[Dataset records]
================================

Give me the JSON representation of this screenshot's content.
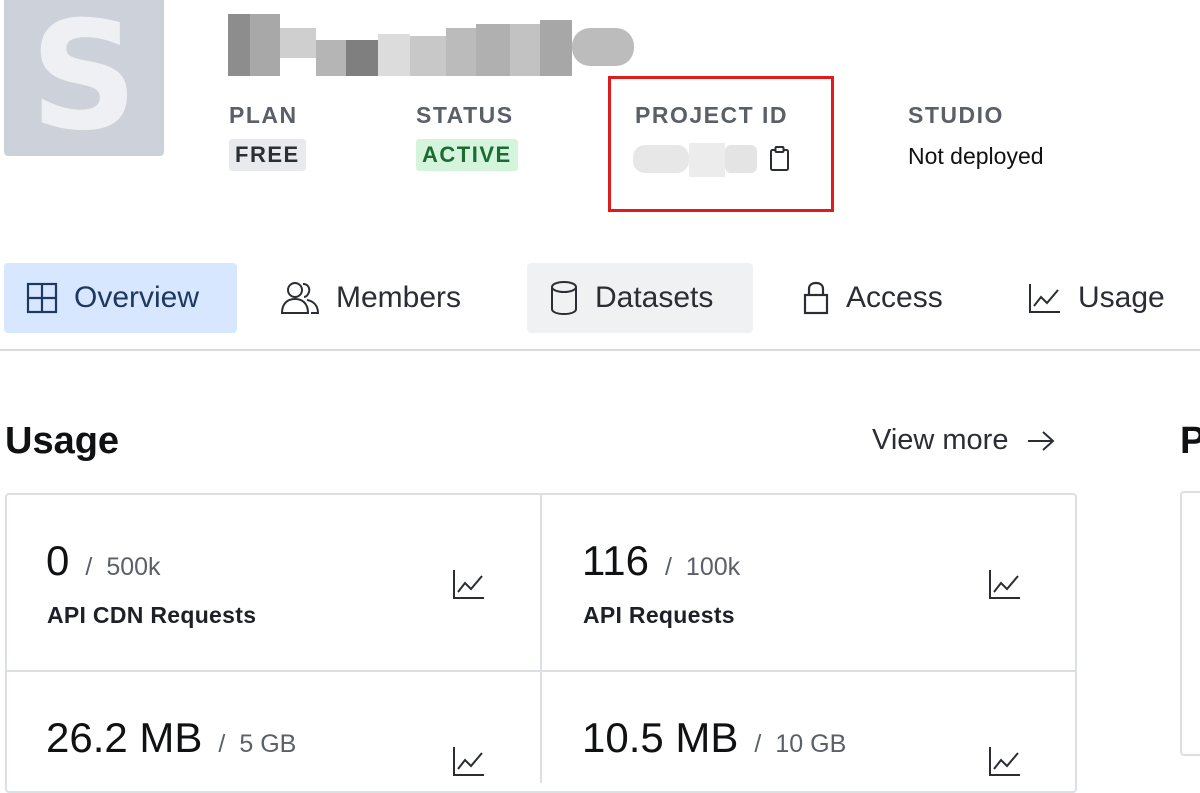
{
  "project": {
    "avatar_letter": "S",
    "meta": {
      "plan_label": "PLAN",
      "plan_value": "FREE",
      "status_label": "STATUS",
      "status_value": "ACTIVE",
      "project_id_label": "PROJECT ID",
      "studio_label": "STUDIO",
      "studio_value": "Not deployed"
    }
  },
  "tabs": [
    {
      "label": "Overview",
      "icon": "grid-icon",
      "active": true
    },
    {
      "label": "Members",
      "icon": "users-icon"
    },
    {
      "label": "Datasets",
      "icon": "database-icon"
    },
    {
      "label": "Access",
      "icon": "lock-icon"
    },
    {
      "label": "Usage",
      "icon": "chart-icon"
    }
  ],
  "usage": {
    "title": "Usage",
    "view_more": "View more",
    "cards": [
      {
        "value": "0",
        "limit": "500k",
        "label": "API CDN Requests"
      },
      {
        "value": "116",
        "limit": "100k",
        "label": "API Requests"
      },
      {
        "value": "26.2 MB",
        "limit": "5 GB",
        "label": ""
      },
      {
        "value": "10.5 MB",
        "limit": "10 GB",
        "label": ""
      }
    ]
  },
  "side_panel": {
    "title_letter": "P"
  },
  "colors": {
    "accent_tab_bg": "#d6e7ff",
    "active_badge_bg": "#d4f5dc",
    "highlight_border": "#e01b1b"
  }
}
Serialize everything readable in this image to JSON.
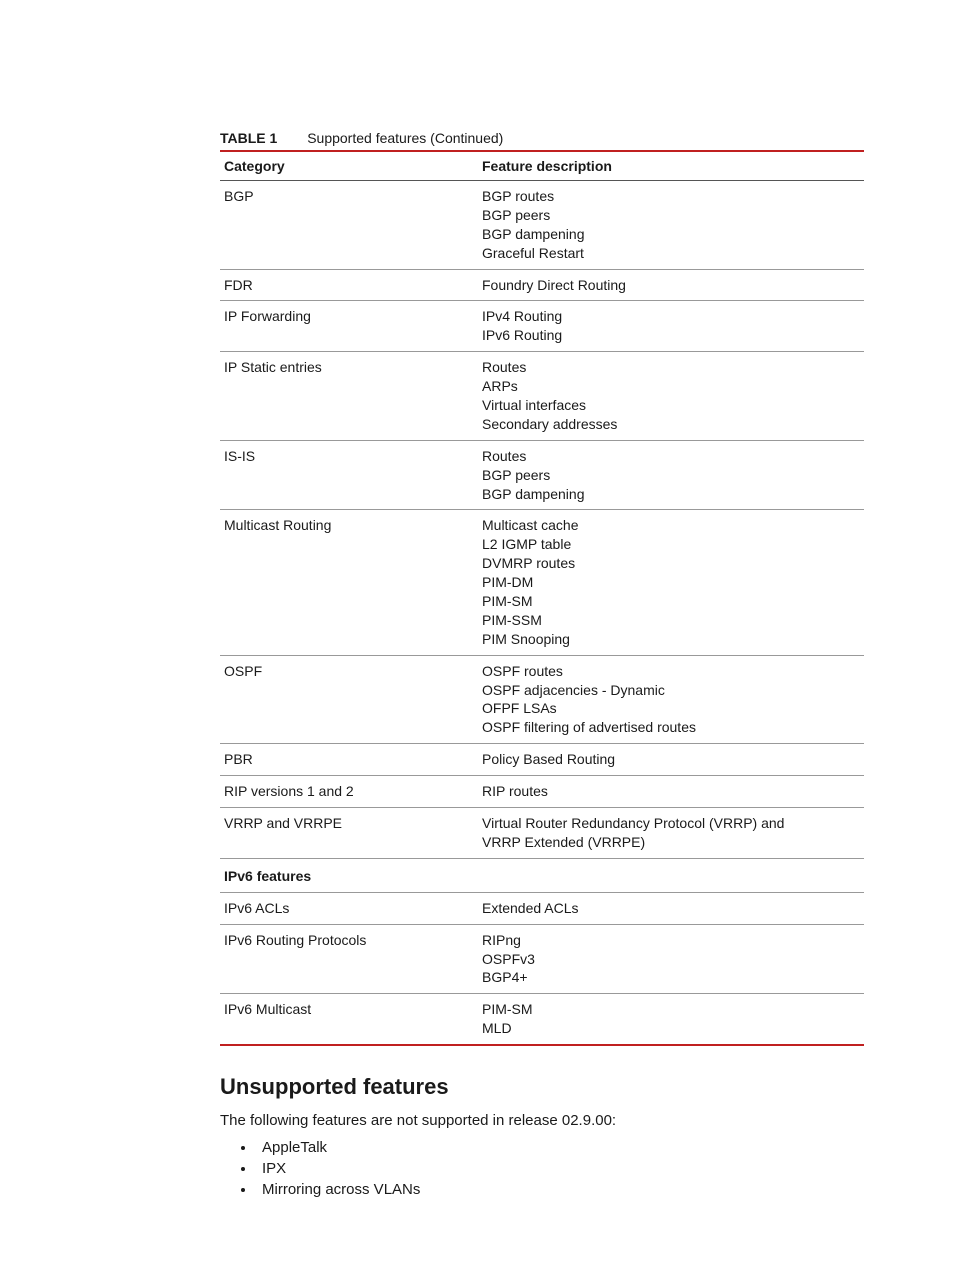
{
  "table": {
    "label": "TABLE 1",
    "caption": "Supported features (Continued)",
    "headers": {
      "col1": "Category",
      "col2": "Feature description"
    },
    "rows": [
      {
        "category": "BGP",
        "features": [
          "BGP routes",
          "BGP peers",
          "BGP dampening",
          "Graceful Restart"
        ]
      },
      {
        "category": "FDR",
        "features": [
          "Foundry Direct Routing"
        ]
      },
      {
        "category": "IP Forwarding",
        "features": [
          "IPv4 Routing",
          "IPv6 Routing"
        ]
      },
      {
        "category": "IP Static entries",
        "features": [
          "Routes",
          "ARPs",
          "Virtual interfaces",
          "Secondary addresses"
        ]
      },
      {
        "category": "IS-IS",
        "features": [
          "Routes",
          "BGP peers",
          "BGP dampening"
        ]
      },
      {
        "category": "Multicast Routing",
        "features": [
          "Multicast cache",
          "L2 IGMP table",
          "DVMRP routes",
          "PIM-DM",
          "PIM-SM",
          "PIM-SSM",
          "PIM Snooping"
        ]
      },
      {
        "category": "OSPF",
        "features": [
          "OSPF routes",
          "OSPF adjacencies - Dynamic",
          "OFPF LSAs",
          "OSPF filtering of advertised routes"
        ]
      },
      {
        "category": "PBR",
        "features": [
          "Policy Based Routing"
        ]
      },
      {
        "category": "RIP versions 1 and 2",
        "features": [
          "RIP routes"
        ]
      },
      {
        "category": "VRRP and VRRPE",
        "features": [
          "Virtual Router Redundancy Protocol (VRRP) and",
          "VRRP Extended (VRRPE)"
        ]
      }
    ],
    "section_header": "IPv6 features",
    "rows2": [
      {
        "category": "IPv6 ACLs",
        "features": [
          "Extended ACLs"
        ]
      },
      {
        "category": "IPv6 Routing Protocols",
        "features": [
          "RIPng",
          "OSPFv3",
          "BGP4+"
        ]
      },
      {
        "category": "IPv6 Multicast",
        "features": [
          "PIM-SM",
          "MLD"
        ]
      }
    ]
  },
  "section": {
    "heading": "Unsupported features",
    "intro": "The following features are not supported in release 02.9.00:",
    "items": [
      "AppleTalk",
      "IPX",
      "Mirroring across VLANs"
    ]
  }
}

================================

Retype the entries word for word. Omit any images.

Give me the JSON representation of this screenshot's content.
{
  "project": {
    "avatar_letter": "S",
    "meta": {
      "plan_label": "PLAN",
      "plan_value": "FREE",
      "status_label": "STATUS",
      "status_value": "ACTIVE",
      "project_id_label": "PROJECT ID",
      "studio_label": "STUDIO",
      "studio_value": "Not deployed"
    }
  },
  "tabs": [
    {
      "label": "Overview",
      "icon": "grid-icon",
      "active": true
    },
    {
      "label": "Members",
      "icon": "users-icon"
    },
    {
      "label": "Datasets",
      "icon": "database-icon"
    },
    {
      "label": "Access",
      "icon": "lock-icon"
    },
    {
      "label": "Usage",
      "icon": "chart-icon"
    }
  ],
  "usage": {
    "title": "Usage",
    "view_more": "View more",
    "cards": [
      {
        "value": "0",
        "limit": "500k",
        "label": "API CDN Requests"
      },
      {
        "value": "116",
        "limit": "100k",
        "label": "API Requests"
      },
      {
        "value": "26.2 MB",
        "limit": "5 GB",
        "label": ""
      },
      {
        "value": "10.5 MB",
        "limit": "10 GB",
        "label": ""
      }
    ]
  },
  "side_panel": {
    "title_letter": "P"
  },
  "colors": {
    "accent_tab_bg": "#d6e7ff",
    "active_badge_bg": "#d4f5dc",
    "highlight_border": "#e01b1b"
  }
}
Serialize everything readable in this image to JSON.
{
  "table": {
    "label": "TABLE 1",
    "caption": "Supported features (Continued)",
    "headers": {
      "col1": "Category",
      "col2": "Feature description"
    },
    "rows": [
      {
        "category": "BGP",
        "features": [
          "BGP routes",
          "BGP peers",
          "BGP dampening",
          "Graceful Restart"
        ]
      },
      {
        "category": "FDR",
        "features": [
          "Foundry Direct Routing"
        ]
      },
      {
        "category": "IP Forwarding",
        "features": [
          "IPv4 Routing",
          "IPv6 Routing"
        ]
      },
      {
        "category": "IP Static entries",
        "features": [
          "Routes",
          "ARPs",
          "Virtual interfaces",
          "Secondary addresses"
        ]
      },
      {
        "category": "IS-IS",
        "features": [
          "Routes",
          "BGP peers",
          "BGP dampening"
        ]
      },
      {
        "category": "Multicast Routing",
        "features": [
          "Multicast cache",
          "L2 IGMP table",
          "DVMRP routes",
          "PIM-DM",
          "PIM-SM",
          "PIM-SSM",
          "PIM Snooping"
        ]
      },
      {
        "category": "OSPF",
        "features": [
          "OSPF routes",
          "OSPF adjacencies - Dynamic",
          "OFPF LSAs",
          "OSPF filtering of advertised routes"
        ]
      },
      {
        "category": "PBR",
        "features": [
          "Policy Based Routing"
        ]
      },
      {
        "category": "RIP versions 1 and 2",
        "features": [
          "RIP routes"
        ]
      },
      {
        "category": "VRRP and VRRPE",
        "features": [
          "Virtual Router Redundancy Protocol (VRRP) and",
          "VRRP Extended (VRRPE)"
        ]
      }
    ],
    "section_header": "IPv6 features",
    "rows2": [
      {
        "category": "IPv6 ACLs",
        "features": [
          "Extended ACLs"
        ]
      },
      {
        "category": "IPv6 Routing Protocols",
        "features": [
          "RIPng",
          "OSPFv3",
          "BGP4+"
        ]
      },
      {
        "category": "IPv6 Multicast",
        "features": [
          "PIM-SM",
          "MLD"
        ]
      }
    ]
  },
  "section": {
    "heading": "Unsupported features",
    "intro": "The following features are not supported in release 02.9.00:",
    "items": [
      "AppleTalk",
      "IPX",
      "Mirroring across VLANs"
    ]
  }
}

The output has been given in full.